Omit every picture and write out the rest of the records exactly.

[Part of a data file]

——

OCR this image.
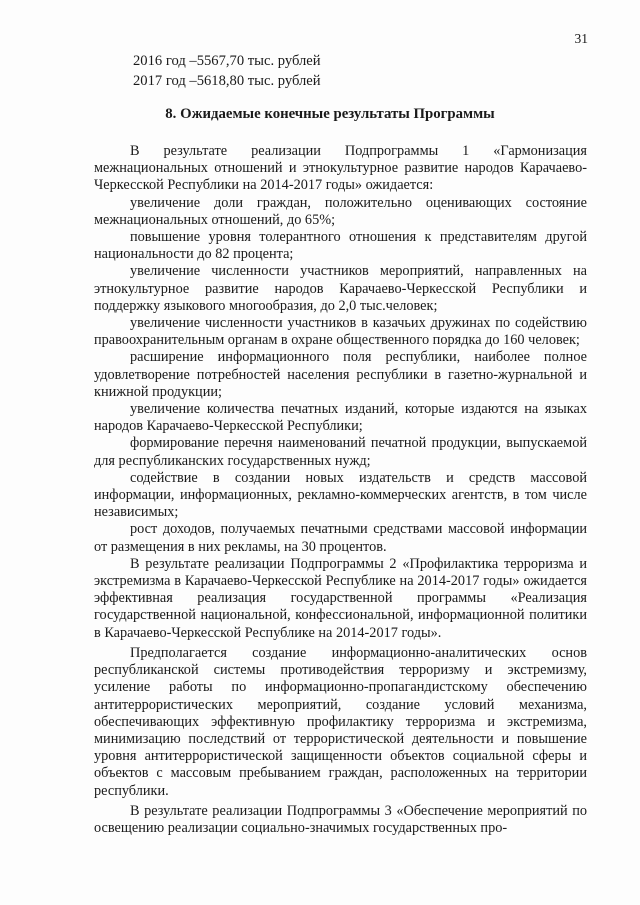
31
2016 год –5567,70 тыс. рублей
2017 год –5618,80 тыс. рублей
8. Ожидаемые конечные результаты Программы

В результате реализации Подпрограммы 1 «Гармонизация межнациональных отношений и этнокультурное развитие народов Карачаево-Черкесской Республики на 2014-2017 годы» ожидается:

увеличение доли граждан, положительно оценивающих состояние межнациональных отношений, до 65%;

повышение уровня толерантного отношения к представителям другой национальности до 82 процента;

увеличение численности участников мероприятий, направленных на этнокультурное развитие народов Карачаево-Черкесской Республики и поддержку языкового многообразия, до 2,0 тыс.человек;

увеличение численности участников в казачьих дружинах по содействию правоохранительным органам в охране общественного порядка до 160 человек;

расширение информационного поля республики, наиболее полное удовлетворение потребностей населения республики в газетно-журнальной и книжной продукции;

увеличение количества печатных изданий, которые издаются на языках народов Карачаево-Черкесской Республики;

формирование перечня наименований печатной продукции, выпускаемой для республиканских государственных нужд;

содействие в создании новых издательств и средств массовой информации, информационных, рекламно-коммерческих агентств, в том числе независимых;

рост доходов, получаемых печатными средствами массовой информации от размещения в них рекламы, на 30 процентов.

В результате реализации Подпрограммы 2 «Профилактика терроризма и экстремизма в Карачаево-Черкесской Республике на 2014-2017 годы» ожидается эффективная реализация государственной программы «Реализация государственной национальной, конфессиональной, информационной политики в Карачаево-Черкесской Республике на 2014-2017 годы».

Предполагается создание информационно-аналитических основ республиканской системы противодействия терроризму и экстремизму, усиление работы по информационно-пропагандистскому обеспечению антитеррористических мероприятий, создание условий механизма, обеспечивающих эффективную профилактику терроризма и экстремизма, минимизацию последствий от террористической деятельности и повышение уровня антитеррористической защищенности объектов социальной сферы и объектов с массовым пребыванием граждан, расположенных на территории республики.

В результате реализации Подпрограммы 3 «Обеспечение мероприятий по освещению реализации социально-значимых государственных про-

——

■ Reply ■
OCR this image.
31
2016 год –5567,70 тыс. рублей
2017 год –5618,80 тыс. рублей
8. Ожидаемые конечные результаты Программы

В результате реализации Подпрограммы 1 «Гармонизация межнациональных отношений и этнокультурное развитие народов Карачаево-Черкесской Республики на 2014-2017 годы» ожидается:

увеличение доли граждан, положительно оценивающих состояние межнациональных отношений, до 65%;

повышение уровня толерантного отношения к представителям другой национальности до 82 процента;

увеличение численности участников мероприятий, направленных на этнокультурное развитие народов Карачаево-Черкесской Республики и поддержку языкового многообразия, до 2,0 тыс.человек;

увеличение численности участников в казачьих дружинах по содействию правоохранительным органам в охране общественного порядка до 160 человек;

расширение информационного поля республики, наиболее полное удовлетворение потребностей населения республики в газетно-журнальной и книжной продукции;

увеличение количества печатных изданий, которые издаются на языках народов Карачаево-Черкесской Республики;

формирование перечня наименований печатной продукции, выпускаемой для республиканских государственных нужд;

содействие в создании новых издательств и средств массовой информации, информационных, рекламно-коммерческих агентств, в том числе независимых;

рост доходов, получаемых печатными средствами массовой информации от размещения в них рекламы, на 30 процентов.

В результате реализации Подпрограммы 2 «Профилактика терроризма и экстремизма в Карачаево-Черкесской Республике на 2014-2017 годы» ожидается эффективная реализация государственной программы «Реализация государственной национальной, конфессиональной, информационной политики в Карачаево-Черкесской Республике на 2014-2017 годы».

Предполагается создание информационно-аналитических основ республиканской системы противодействия терроризму и экстремизму, усиление работы по информационно-пропагандистскому обеспечению антитеррористических мероприятий, создание условий механизма, обеспечивающих эффективную профилактику терроризма и экстремизма, минимизацию последствий от террористической деятельности и повышение уровня антитеррористической защищенности объектов социальной сферы и объектов с массовым пребыванием граждан, расположенных на территории республики.

В результате реализации Подпрограммы 3 «Обеспечение мероприятий по освещению реализации социально-значимых государственных про-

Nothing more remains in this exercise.